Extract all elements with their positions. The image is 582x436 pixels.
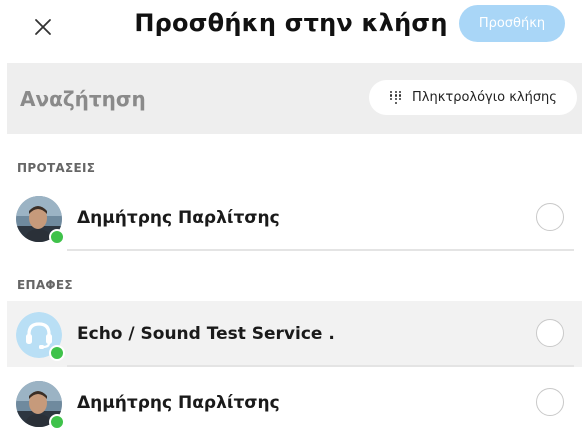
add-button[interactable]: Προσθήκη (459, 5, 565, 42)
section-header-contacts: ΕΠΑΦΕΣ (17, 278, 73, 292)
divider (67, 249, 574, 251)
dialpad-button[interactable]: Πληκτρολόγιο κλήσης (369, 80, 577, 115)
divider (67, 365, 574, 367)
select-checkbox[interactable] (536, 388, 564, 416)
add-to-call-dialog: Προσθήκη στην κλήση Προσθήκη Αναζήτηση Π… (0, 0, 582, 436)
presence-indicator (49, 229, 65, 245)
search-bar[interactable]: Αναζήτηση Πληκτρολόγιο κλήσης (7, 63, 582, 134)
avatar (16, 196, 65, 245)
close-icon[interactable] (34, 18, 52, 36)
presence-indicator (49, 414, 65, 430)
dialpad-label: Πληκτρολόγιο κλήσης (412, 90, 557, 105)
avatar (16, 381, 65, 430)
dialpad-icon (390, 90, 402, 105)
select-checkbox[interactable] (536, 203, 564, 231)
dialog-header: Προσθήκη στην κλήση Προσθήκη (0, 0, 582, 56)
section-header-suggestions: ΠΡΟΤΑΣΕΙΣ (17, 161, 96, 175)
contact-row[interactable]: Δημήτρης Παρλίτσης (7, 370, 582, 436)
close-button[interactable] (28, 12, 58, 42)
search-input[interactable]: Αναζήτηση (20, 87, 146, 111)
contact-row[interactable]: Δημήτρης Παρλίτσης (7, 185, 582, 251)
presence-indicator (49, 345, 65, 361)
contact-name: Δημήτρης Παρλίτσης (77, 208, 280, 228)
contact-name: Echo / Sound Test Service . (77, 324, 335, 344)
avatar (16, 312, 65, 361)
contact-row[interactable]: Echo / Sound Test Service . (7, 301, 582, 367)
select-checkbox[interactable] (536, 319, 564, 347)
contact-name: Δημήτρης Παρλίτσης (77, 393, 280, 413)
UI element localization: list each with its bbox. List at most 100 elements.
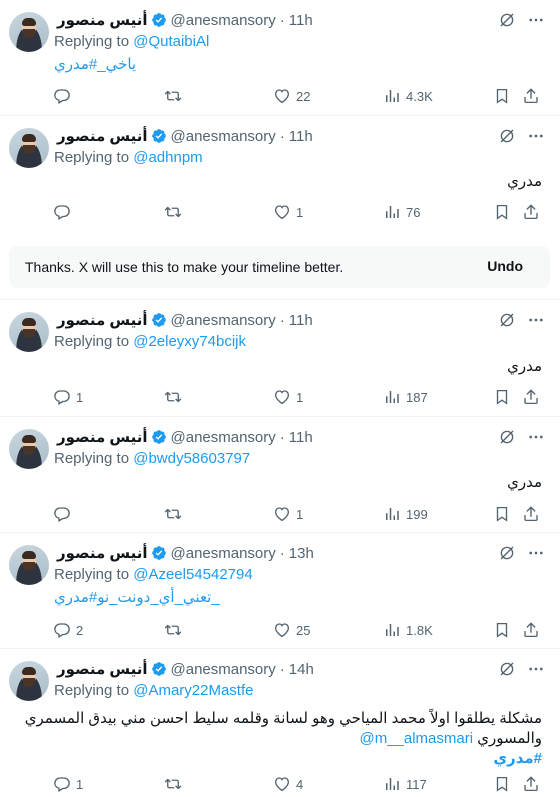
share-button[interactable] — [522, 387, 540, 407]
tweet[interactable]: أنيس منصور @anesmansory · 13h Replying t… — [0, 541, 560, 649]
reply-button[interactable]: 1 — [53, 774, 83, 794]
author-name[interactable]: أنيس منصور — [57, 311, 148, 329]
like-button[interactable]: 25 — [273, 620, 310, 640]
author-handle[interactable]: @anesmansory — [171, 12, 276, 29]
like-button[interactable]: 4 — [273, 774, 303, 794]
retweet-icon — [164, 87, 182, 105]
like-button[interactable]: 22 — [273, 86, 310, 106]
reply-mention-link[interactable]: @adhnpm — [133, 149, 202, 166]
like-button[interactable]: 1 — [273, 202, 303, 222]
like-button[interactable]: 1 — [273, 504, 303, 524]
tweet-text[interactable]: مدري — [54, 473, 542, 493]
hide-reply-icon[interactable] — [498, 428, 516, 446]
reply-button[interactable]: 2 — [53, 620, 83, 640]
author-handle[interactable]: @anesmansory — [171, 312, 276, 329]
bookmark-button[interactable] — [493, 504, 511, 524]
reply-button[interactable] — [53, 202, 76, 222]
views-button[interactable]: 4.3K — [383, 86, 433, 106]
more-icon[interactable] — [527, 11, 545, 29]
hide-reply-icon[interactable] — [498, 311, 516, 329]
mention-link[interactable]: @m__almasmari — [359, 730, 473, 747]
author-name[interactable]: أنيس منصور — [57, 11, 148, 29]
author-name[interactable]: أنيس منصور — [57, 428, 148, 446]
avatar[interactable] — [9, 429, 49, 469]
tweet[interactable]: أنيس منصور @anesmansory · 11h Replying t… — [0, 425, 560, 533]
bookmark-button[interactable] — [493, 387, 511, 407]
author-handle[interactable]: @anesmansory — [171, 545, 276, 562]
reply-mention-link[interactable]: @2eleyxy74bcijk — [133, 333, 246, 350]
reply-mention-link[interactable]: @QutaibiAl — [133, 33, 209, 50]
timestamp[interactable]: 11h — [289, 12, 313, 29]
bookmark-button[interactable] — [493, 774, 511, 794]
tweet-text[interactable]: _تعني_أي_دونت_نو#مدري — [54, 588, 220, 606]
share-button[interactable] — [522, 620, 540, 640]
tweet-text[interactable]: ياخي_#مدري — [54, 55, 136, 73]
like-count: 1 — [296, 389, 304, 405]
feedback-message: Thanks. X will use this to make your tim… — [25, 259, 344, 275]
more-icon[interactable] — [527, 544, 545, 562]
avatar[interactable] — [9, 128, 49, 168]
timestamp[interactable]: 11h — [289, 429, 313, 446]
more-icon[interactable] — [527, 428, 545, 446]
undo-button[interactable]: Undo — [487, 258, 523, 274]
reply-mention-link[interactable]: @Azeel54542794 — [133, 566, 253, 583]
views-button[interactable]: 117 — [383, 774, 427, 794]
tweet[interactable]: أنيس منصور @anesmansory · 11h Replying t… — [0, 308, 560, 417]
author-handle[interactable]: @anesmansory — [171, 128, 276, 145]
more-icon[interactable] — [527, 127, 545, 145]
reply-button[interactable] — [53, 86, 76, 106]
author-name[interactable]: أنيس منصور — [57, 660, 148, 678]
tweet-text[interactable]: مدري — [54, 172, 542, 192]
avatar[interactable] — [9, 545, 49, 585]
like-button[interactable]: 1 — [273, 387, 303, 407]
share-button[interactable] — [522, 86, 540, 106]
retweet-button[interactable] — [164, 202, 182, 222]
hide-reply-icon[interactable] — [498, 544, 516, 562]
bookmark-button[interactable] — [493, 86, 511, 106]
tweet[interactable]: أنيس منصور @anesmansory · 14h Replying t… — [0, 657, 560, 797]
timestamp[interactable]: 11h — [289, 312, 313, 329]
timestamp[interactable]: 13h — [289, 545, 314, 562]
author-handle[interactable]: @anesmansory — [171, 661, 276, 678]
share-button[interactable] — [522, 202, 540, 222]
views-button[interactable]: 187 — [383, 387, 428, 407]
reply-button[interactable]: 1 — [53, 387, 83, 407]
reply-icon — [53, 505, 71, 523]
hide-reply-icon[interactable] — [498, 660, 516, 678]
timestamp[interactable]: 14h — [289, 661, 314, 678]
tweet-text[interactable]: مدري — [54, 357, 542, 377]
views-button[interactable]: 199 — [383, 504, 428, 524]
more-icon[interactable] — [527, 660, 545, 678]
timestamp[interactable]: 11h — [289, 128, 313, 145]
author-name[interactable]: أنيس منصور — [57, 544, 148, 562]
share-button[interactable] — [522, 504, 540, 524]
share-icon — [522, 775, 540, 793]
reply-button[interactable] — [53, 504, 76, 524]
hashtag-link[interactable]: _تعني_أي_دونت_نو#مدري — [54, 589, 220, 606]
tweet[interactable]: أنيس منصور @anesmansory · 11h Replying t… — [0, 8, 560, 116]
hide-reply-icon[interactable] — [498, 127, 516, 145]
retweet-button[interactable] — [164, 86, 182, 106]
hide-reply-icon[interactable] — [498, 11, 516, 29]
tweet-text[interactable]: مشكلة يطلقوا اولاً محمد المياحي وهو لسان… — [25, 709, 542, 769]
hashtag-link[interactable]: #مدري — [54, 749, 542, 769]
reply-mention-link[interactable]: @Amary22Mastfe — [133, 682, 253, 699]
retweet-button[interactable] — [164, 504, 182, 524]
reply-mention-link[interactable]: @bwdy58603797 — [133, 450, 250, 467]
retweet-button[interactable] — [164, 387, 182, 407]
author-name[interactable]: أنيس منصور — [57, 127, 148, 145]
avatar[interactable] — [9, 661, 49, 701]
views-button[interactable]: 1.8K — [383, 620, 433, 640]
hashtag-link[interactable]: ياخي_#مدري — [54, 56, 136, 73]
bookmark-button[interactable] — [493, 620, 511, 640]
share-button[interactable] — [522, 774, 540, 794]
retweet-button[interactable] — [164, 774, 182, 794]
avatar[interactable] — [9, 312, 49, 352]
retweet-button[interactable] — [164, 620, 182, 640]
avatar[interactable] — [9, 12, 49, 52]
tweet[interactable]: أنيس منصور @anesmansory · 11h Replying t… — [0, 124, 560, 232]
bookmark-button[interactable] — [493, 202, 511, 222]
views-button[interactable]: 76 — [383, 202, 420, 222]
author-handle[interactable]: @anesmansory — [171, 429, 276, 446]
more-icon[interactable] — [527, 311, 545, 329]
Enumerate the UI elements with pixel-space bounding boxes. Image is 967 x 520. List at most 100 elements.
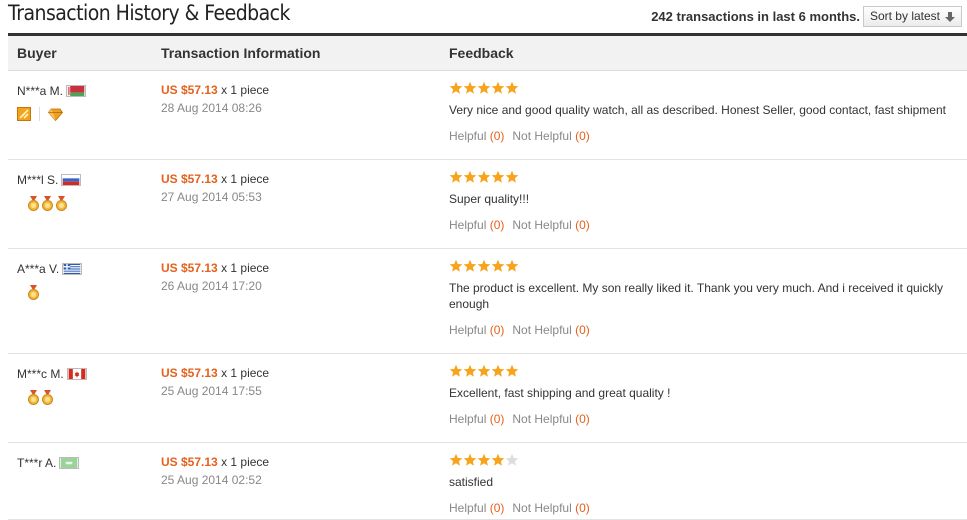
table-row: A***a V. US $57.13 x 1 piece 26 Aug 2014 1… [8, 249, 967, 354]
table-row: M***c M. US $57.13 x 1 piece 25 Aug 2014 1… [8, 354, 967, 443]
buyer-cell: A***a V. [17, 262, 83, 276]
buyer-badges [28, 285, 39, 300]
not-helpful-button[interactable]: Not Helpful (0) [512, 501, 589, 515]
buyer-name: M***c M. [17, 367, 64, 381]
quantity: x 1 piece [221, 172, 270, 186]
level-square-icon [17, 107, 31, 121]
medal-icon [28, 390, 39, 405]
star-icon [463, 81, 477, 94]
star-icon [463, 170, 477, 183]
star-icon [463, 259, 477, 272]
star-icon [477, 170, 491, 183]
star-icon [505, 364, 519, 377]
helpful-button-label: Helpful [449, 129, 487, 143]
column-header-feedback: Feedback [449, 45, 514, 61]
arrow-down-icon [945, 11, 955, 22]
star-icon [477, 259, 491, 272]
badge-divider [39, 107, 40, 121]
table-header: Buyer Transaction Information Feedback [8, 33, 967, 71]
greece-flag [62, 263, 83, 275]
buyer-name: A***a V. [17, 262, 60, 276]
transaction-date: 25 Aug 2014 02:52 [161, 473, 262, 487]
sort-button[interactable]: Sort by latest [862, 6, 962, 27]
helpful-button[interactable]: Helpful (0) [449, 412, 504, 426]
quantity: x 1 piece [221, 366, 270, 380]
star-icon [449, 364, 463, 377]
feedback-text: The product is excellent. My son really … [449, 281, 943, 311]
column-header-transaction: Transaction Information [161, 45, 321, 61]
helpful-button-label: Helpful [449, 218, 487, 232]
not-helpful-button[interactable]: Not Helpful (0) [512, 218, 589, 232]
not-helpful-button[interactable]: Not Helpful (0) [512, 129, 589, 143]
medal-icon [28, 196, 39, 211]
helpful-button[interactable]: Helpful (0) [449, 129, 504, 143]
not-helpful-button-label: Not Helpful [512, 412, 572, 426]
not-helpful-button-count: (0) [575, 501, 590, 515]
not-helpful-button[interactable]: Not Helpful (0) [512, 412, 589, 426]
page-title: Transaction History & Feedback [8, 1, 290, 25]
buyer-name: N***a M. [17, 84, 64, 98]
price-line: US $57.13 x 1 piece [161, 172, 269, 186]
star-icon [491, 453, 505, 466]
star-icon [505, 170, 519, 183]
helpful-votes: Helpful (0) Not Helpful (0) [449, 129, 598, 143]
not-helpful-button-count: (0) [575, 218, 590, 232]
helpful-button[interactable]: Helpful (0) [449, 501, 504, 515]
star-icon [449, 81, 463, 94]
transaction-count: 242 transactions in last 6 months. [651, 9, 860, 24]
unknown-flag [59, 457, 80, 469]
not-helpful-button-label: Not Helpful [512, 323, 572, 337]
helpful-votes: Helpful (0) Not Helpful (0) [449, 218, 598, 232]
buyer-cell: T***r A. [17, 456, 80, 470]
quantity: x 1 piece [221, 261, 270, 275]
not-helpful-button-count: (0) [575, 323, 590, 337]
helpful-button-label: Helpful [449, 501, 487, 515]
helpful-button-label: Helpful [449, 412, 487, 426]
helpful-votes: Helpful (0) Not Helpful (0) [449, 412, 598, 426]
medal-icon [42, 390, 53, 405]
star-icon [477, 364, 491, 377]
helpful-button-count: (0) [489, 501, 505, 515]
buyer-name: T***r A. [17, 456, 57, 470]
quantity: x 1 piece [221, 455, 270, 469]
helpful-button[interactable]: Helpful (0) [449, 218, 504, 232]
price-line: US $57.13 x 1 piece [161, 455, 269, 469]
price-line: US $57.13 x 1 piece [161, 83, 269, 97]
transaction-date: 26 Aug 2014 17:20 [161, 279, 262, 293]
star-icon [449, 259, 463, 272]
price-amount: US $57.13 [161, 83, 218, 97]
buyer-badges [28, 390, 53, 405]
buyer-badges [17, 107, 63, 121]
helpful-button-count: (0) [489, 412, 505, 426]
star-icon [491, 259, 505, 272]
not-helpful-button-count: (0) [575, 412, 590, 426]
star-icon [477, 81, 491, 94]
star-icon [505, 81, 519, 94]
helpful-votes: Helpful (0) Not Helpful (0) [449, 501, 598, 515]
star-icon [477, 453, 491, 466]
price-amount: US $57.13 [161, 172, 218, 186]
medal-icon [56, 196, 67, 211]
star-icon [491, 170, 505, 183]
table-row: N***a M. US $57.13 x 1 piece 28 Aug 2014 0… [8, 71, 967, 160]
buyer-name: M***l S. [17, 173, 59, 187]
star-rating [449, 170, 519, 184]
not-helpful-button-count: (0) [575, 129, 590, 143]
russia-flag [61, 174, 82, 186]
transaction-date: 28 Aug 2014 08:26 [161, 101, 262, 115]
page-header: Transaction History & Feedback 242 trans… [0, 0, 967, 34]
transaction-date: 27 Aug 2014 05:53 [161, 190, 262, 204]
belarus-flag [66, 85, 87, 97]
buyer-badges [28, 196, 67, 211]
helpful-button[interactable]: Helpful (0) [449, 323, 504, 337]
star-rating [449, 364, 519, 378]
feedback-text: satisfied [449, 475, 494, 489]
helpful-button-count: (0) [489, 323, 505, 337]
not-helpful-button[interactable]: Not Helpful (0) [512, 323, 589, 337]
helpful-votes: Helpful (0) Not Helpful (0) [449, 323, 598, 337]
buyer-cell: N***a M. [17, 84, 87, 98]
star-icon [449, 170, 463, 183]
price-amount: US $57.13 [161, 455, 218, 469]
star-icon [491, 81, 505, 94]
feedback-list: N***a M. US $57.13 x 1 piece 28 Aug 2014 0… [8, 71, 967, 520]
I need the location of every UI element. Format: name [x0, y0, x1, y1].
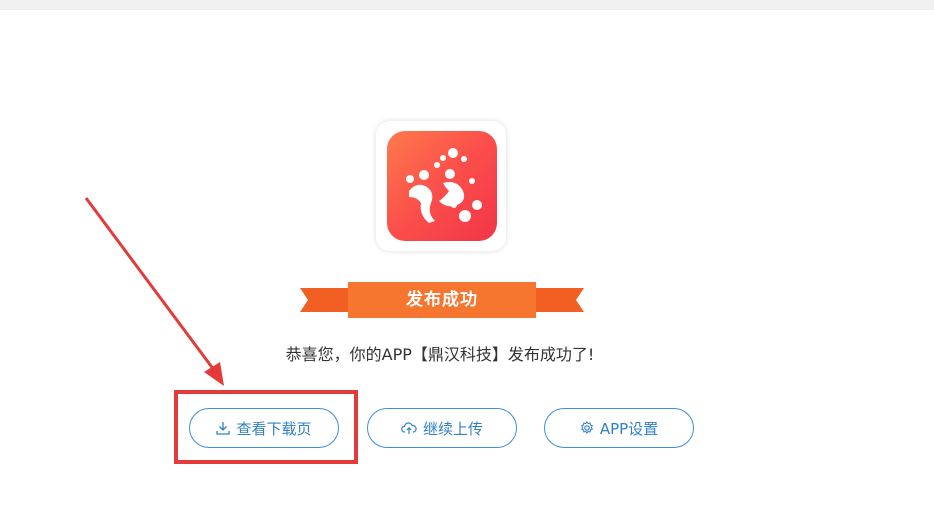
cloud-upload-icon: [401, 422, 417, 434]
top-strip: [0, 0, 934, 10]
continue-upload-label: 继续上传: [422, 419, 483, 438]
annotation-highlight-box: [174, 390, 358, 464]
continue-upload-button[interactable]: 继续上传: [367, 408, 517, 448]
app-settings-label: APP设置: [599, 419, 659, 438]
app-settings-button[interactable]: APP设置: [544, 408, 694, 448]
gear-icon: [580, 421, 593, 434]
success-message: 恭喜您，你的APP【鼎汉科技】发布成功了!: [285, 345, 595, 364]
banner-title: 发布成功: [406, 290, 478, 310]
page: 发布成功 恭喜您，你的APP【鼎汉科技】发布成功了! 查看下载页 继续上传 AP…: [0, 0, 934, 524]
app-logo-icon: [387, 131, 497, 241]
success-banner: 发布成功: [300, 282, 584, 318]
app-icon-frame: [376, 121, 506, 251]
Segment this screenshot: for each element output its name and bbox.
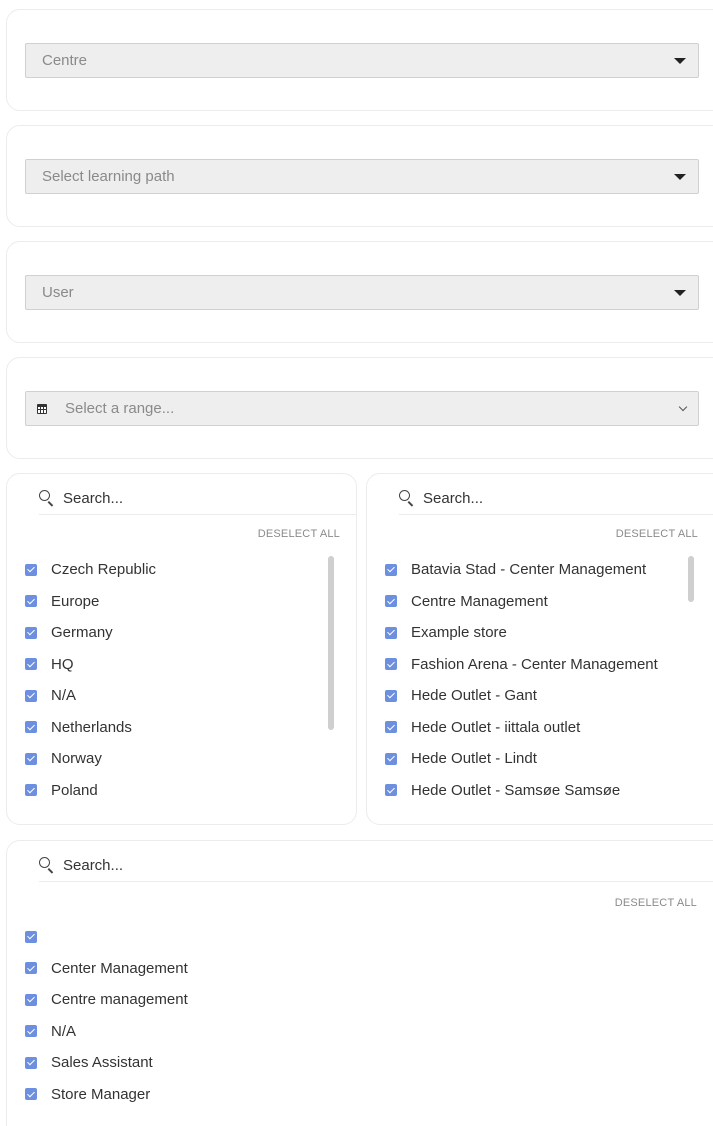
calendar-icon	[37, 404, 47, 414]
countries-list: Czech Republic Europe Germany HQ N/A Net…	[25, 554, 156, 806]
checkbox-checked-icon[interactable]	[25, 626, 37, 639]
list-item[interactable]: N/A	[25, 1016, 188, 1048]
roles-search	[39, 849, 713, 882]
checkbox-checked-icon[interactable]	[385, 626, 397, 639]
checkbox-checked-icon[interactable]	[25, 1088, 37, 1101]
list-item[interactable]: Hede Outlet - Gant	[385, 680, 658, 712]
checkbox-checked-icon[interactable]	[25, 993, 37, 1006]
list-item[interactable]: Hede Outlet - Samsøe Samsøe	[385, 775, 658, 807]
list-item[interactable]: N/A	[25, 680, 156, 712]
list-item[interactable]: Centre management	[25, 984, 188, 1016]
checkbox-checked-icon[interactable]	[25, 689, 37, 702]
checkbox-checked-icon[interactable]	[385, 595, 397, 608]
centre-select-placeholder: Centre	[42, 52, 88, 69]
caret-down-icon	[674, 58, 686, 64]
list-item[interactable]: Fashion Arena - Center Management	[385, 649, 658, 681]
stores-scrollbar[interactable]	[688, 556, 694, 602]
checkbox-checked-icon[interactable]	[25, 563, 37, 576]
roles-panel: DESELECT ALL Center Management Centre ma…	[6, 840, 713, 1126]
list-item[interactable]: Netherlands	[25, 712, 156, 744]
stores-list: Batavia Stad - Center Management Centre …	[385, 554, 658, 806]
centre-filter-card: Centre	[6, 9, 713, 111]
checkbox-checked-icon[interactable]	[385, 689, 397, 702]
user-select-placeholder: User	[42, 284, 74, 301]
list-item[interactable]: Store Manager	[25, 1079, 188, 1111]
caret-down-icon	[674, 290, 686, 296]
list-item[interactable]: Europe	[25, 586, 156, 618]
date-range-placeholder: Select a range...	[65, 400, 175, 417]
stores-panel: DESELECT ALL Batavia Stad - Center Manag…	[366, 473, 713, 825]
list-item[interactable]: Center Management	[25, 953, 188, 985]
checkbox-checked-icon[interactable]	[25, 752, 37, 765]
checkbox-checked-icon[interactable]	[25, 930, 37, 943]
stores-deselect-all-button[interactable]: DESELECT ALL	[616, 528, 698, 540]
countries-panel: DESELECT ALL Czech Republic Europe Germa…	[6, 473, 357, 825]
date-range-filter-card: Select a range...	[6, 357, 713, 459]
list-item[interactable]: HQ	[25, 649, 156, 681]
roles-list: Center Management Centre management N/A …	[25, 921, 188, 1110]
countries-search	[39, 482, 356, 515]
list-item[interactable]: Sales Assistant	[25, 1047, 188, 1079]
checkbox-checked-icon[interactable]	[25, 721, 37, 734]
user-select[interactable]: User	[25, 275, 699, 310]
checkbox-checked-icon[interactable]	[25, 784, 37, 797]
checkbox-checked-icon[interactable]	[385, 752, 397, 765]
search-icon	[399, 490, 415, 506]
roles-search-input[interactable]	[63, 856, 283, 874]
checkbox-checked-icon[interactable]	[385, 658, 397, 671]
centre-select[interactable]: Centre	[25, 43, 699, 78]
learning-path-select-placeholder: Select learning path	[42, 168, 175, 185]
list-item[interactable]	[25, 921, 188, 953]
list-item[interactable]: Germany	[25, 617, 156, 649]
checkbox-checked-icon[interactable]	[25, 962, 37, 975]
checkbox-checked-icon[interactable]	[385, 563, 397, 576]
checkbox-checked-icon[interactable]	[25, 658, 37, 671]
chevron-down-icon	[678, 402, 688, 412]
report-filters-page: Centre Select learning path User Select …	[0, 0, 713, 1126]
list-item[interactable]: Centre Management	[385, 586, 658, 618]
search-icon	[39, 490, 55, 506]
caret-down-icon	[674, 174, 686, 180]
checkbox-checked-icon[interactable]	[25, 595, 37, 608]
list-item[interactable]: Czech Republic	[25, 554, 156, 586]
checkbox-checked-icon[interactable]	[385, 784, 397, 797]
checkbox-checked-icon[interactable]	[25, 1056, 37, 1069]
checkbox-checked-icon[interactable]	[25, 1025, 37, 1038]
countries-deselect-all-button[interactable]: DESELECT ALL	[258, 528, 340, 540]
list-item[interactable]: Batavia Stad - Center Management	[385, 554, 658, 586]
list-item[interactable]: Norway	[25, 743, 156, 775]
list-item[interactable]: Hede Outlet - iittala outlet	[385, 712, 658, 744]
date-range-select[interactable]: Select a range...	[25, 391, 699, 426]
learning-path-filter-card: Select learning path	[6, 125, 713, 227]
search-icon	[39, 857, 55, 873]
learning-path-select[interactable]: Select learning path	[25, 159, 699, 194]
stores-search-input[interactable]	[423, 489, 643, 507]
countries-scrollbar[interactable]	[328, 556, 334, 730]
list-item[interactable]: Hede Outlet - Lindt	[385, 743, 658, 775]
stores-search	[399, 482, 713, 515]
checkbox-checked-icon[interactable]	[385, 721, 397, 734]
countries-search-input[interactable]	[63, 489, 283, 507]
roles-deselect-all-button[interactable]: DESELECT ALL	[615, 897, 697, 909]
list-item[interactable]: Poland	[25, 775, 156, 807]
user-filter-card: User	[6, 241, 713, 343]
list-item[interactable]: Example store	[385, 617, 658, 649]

····················

### DIRECTIVE
In the records, copy out everything from the line containing "table-row: A***a V." down to the line containing "star-icon [463, 170, 477, 183]", both of those lines included, keeping the wording unchanged.

### RESPONSE TO THIS EXERCISE
table-row: A***a V. US $57.13 x 1 piece 26 Aug 2014 1… [8, 249, 967, 354]
table-row: M***c M. US $57.13 x 1 piece 25 Aug 2014 1… [8, 354, 967, 443]
buyer-cell: A***a V. [17, 262, 83, 276]
buyer-badges [28, 285, 39, 300]
not-helpful-button[interactable]: Not Helpful (0) [512, 501, 589, 515]
buyer-name: M***c M. [17, 367, 64, 381]
quantity: x 1 piece [221, 172, 270, 186]
level-square-icon [17, 107, 31, 121]
medal-icon [28, 390, 39, 405]
star-icon [463, 81, 477, 94]
star-icon [463, 170, 477, 183]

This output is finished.